WHAT THE TASK REQUIRES:
In the data below, locate each line with the word "this" and list it.

(Collection entries)
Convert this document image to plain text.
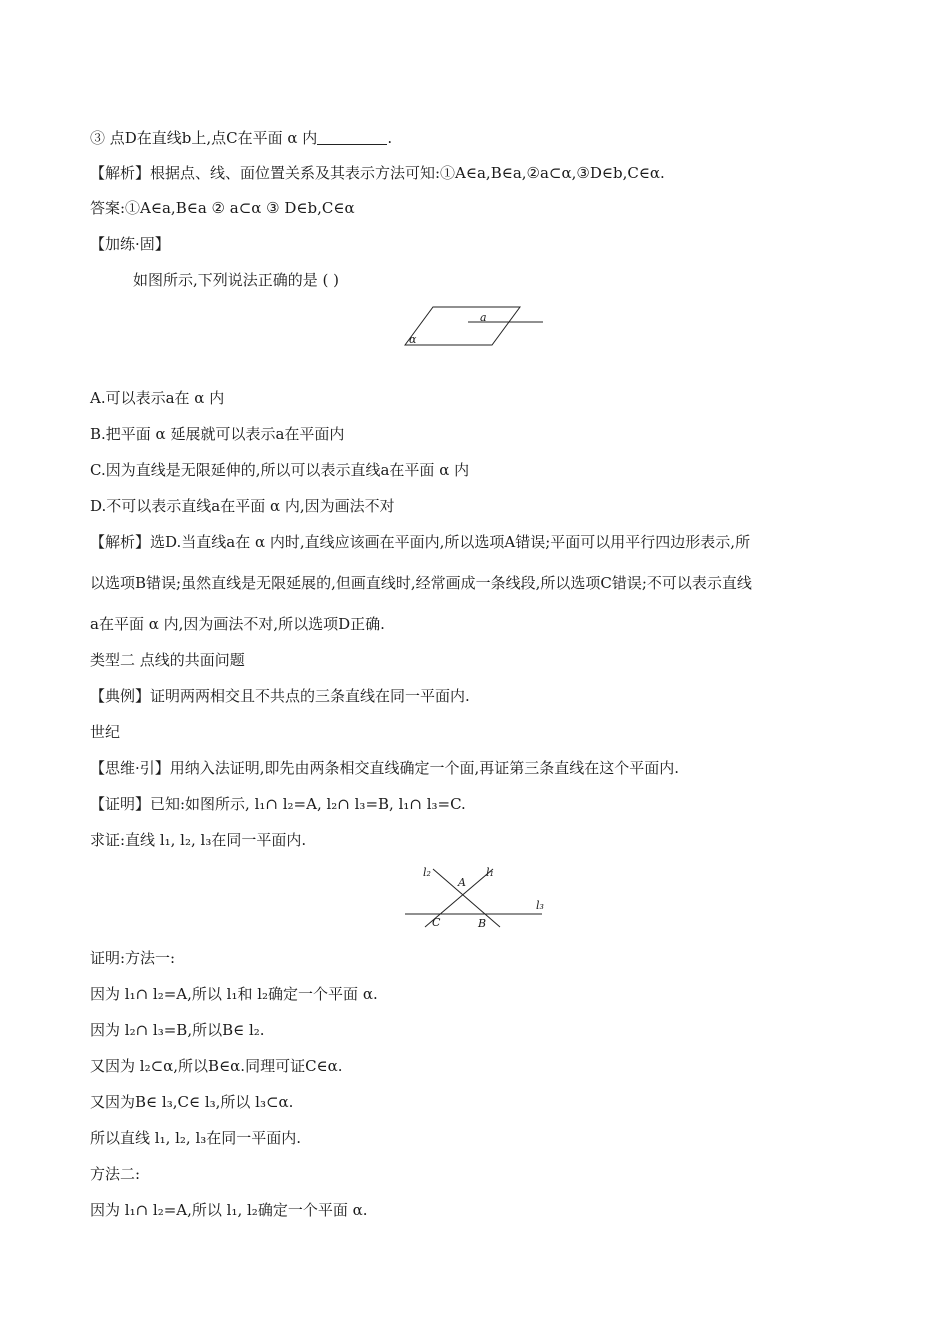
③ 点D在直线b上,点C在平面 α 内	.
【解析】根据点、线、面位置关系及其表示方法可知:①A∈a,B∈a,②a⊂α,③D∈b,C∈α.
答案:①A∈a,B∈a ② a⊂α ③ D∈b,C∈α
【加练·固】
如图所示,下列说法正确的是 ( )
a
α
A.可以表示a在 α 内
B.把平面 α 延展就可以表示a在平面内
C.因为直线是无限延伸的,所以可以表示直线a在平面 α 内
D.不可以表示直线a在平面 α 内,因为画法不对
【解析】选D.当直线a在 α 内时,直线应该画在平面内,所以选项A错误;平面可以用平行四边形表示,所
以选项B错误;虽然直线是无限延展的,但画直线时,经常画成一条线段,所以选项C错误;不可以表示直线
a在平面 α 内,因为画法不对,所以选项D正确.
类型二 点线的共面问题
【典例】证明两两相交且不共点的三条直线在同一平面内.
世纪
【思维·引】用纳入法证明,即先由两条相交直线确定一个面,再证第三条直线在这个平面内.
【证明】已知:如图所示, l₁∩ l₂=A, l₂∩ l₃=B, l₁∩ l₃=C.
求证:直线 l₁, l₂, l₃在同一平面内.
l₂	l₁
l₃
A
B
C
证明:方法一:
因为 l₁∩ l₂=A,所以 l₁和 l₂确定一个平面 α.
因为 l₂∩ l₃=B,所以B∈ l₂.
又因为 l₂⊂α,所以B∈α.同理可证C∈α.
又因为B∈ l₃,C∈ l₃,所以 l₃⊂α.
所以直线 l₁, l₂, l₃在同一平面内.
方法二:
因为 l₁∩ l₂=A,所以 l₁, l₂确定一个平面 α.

* * *

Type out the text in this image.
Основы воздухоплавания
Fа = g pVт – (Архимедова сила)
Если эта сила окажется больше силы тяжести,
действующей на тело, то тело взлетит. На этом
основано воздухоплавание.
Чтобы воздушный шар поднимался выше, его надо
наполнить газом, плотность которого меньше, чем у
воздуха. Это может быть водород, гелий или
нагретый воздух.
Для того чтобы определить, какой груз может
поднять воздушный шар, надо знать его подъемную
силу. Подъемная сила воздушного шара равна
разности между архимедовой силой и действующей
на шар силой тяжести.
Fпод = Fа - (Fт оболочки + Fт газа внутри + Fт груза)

FULL SOLUTION:
Convert this document image to plain text.
Type out the text in this image.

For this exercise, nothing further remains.